Pick out every line with the word "xlabel" and copy it.
** BEGIN **
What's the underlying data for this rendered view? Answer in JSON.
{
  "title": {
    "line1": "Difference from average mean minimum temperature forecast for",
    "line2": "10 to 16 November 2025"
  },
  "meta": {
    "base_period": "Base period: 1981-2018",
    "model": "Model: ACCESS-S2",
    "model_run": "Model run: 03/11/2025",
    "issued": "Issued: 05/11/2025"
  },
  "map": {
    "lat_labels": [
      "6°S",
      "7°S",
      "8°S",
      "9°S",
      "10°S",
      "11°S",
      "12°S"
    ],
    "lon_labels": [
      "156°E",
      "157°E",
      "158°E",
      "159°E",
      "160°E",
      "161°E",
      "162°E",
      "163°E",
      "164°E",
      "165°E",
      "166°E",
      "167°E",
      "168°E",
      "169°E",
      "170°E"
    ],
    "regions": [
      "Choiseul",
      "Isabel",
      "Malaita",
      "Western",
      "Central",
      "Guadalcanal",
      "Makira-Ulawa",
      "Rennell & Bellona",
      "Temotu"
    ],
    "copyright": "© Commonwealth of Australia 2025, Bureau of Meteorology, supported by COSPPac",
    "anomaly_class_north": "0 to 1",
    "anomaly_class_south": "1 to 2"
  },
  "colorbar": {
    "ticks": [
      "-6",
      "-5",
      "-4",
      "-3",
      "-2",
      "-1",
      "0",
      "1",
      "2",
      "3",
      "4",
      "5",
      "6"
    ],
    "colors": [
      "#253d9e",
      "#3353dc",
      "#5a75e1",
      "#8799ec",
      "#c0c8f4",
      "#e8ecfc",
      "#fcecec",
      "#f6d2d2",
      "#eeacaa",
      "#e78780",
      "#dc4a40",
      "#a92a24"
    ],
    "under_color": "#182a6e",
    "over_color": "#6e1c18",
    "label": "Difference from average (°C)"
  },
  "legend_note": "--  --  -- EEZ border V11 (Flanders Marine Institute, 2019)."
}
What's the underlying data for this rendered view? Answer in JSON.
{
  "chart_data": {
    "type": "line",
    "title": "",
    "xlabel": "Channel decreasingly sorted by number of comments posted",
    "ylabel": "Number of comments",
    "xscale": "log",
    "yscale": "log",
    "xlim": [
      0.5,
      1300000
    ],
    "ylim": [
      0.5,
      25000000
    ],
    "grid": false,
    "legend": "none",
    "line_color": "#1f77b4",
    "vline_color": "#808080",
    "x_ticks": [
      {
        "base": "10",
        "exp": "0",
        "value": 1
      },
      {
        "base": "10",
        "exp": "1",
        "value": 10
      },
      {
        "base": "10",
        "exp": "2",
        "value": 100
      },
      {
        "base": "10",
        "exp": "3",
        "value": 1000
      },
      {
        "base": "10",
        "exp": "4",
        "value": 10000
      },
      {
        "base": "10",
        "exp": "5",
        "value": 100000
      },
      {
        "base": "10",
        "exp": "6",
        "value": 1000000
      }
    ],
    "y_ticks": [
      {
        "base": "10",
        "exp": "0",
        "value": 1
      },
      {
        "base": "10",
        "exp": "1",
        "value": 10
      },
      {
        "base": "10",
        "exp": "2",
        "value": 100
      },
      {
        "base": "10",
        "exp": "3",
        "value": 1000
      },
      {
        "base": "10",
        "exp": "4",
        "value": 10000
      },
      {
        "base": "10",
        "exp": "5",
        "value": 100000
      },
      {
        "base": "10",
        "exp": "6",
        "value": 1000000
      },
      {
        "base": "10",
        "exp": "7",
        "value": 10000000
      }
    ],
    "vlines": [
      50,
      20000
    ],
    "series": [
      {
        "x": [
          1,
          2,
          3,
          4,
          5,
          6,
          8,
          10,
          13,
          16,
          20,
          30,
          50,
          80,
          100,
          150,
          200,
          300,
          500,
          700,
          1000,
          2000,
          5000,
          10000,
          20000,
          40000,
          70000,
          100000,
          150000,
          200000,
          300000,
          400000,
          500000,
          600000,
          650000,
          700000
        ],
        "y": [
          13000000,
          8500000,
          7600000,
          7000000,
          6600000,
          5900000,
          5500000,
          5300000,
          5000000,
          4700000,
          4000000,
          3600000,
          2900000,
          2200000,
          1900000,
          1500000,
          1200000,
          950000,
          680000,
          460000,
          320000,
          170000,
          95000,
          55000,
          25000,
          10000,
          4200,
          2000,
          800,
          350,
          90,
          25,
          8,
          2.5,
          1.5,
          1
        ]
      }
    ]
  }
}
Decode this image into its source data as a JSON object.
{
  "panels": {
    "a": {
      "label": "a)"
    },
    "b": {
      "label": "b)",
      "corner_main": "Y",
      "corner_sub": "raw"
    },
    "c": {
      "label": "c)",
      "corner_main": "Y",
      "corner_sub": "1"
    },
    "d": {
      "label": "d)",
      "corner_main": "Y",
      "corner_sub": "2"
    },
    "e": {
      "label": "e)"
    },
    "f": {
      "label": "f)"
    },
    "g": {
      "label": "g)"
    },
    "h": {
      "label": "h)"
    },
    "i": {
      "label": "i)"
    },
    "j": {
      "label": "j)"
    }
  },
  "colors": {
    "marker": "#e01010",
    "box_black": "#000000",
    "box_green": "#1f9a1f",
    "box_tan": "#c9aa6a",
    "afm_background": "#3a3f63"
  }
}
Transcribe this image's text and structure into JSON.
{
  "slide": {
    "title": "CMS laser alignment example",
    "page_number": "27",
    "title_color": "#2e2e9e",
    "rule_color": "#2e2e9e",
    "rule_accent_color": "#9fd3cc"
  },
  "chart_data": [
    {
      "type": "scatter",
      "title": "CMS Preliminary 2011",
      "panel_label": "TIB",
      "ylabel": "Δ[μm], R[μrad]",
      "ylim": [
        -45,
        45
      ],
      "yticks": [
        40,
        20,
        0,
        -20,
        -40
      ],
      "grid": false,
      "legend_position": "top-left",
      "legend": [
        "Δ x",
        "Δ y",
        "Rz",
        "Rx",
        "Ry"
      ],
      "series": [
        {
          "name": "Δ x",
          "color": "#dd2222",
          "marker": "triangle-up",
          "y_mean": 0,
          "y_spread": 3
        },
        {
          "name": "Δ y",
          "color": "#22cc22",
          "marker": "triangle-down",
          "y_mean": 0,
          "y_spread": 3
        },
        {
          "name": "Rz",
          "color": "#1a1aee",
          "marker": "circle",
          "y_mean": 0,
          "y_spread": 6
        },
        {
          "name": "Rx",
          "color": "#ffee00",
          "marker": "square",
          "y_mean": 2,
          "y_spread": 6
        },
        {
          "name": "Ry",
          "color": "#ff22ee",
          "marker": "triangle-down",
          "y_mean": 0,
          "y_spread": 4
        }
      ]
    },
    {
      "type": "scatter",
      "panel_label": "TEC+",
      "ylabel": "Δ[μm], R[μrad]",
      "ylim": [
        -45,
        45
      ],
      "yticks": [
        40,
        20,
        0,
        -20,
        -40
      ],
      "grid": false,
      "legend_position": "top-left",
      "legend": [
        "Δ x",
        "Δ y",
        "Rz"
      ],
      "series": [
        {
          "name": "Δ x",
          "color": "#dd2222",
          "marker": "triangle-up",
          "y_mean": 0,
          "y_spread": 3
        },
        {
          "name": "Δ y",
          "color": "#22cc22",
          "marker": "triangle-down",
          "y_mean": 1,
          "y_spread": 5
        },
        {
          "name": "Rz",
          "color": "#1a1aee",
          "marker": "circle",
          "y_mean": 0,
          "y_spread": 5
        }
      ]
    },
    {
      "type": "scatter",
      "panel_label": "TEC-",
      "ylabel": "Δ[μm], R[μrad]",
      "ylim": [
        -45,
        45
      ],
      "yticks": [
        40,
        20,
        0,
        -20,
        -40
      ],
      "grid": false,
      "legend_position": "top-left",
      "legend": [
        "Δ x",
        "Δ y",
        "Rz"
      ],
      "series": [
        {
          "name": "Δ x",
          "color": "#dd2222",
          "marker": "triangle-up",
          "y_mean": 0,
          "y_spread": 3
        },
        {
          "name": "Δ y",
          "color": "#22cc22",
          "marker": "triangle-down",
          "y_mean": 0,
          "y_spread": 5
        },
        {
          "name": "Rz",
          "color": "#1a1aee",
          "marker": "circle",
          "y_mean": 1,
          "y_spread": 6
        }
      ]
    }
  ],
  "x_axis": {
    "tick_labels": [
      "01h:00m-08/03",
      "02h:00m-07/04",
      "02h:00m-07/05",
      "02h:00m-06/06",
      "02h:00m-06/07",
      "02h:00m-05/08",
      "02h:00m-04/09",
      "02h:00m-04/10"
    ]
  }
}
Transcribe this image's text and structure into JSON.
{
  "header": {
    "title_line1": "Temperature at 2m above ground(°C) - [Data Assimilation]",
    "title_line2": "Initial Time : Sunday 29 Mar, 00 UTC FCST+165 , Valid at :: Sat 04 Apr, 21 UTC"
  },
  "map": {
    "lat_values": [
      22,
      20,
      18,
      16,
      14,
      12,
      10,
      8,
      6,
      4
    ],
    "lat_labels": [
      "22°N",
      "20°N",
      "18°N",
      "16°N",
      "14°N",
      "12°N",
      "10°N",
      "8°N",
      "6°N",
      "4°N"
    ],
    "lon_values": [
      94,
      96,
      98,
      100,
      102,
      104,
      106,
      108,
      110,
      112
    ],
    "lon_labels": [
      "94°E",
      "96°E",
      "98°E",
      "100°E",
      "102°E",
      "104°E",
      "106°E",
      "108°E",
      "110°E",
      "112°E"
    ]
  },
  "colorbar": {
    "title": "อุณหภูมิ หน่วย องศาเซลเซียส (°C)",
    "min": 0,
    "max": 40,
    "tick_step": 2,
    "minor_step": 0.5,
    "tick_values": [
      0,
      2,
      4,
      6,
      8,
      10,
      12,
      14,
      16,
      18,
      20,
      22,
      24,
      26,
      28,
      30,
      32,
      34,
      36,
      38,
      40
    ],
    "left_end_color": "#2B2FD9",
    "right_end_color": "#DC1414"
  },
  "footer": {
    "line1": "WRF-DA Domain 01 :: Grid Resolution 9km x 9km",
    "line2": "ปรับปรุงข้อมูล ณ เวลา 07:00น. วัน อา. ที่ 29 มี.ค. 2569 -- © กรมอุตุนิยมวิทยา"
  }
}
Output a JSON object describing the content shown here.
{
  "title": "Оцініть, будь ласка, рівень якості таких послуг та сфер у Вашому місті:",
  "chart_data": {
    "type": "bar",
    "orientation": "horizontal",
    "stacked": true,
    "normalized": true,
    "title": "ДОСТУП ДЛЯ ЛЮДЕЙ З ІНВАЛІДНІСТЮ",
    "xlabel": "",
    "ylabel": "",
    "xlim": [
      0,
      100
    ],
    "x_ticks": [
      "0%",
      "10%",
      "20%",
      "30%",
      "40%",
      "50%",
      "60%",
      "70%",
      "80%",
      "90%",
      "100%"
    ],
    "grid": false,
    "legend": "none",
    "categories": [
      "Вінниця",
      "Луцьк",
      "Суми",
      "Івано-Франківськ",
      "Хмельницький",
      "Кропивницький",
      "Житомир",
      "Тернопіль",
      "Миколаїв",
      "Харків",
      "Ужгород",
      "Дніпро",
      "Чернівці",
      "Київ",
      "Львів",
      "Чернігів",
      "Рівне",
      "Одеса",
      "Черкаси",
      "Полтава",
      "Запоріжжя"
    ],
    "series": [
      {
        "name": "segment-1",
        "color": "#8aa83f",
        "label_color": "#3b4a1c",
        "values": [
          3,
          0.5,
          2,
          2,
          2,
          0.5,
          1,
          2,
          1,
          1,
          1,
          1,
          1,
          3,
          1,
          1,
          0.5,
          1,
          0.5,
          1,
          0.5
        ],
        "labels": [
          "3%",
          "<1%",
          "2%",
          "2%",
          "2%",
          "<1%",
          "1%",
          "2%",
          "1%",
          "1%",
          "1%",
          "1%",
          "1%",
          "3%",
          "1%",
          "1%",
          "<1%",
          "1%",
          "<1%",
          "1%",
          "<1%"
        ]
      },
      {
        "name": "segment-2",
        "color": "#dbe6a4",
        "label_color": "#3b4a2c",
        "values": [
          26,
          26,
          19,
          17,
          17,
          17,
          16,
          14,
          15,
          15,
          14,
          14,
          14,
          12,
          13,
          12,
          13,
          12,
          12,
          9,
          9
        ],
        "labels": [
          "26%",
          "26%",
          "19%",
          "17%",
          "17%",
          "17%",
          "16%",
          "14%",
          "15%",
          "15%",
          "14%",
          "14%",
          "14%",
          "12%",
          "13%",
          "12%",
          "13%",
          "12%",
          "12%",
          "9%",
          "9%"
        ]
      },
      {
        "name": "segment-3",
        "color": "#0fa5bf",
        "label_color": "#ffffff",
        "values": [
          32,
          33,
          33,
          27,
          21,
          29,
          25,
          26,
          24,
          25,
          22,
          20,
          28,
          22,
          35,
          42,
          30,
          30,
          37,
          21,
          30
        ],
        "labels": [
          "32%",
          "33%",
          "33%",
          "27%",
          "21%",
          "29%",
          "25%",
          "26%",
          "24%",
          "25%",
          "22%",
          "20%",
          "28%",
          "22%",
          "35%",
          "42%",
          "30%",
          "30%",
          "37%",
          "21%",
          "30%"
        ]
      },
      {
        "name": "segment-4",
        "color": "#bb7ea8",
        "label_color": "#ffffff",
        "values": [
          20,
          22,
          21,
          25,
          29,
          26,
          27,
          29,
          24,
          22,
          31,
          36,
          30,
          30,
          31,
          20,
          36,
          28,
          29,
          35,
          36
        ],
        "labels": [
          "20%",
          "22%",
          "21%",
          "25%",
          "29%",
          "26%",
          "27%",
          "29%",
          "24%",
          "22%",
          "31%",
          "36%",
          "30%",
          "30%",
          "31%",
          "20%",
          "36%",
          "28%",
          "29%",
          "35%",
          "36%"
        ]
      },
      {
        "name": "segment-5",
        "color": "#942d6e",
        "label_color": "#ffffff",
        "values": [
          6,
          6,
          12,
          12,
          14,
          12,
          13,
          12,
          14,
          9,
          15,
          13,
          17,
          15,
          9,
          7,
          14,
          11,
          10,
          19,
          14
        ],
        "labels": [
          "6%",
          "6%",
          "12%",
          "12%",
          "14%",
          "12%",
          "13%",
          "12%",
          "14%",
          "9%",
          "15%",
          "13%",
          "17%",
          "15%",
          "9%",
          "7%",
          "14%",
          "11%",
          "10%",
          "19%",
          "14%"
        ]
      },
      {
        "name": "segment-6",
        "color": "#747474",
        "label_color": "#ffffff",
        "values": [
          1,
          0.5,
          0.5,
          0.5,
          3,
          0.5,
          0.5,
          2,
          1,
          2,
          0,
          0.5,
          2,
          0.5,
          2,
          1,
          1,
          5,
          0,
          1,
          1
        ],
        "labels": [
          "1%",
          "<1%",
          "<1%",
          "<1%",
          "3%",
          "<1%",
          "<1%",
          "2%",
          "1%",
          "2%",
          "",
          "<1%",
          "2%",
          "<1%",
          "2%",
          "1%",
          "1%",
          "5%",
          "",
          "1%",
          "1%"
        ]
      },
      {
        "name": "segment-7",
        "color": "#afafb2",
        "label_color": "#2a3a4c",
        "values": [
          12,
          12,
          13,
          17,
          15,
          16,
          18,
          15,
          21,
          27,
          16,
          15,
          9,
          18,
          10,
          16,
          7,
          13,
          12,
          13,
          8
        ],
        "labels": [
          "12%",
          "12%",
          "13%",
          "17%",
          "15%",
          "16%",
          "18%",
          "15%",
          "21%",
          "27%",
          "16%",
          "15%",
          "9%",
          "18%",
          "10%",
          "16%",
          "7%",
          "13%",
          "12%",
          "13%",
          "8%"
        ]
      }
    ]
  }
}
** END **
◆ **FULL RESPONSE**
    "xlabel": "Channel decreasingly sorted by number of comments posted",
    "xlabel": "",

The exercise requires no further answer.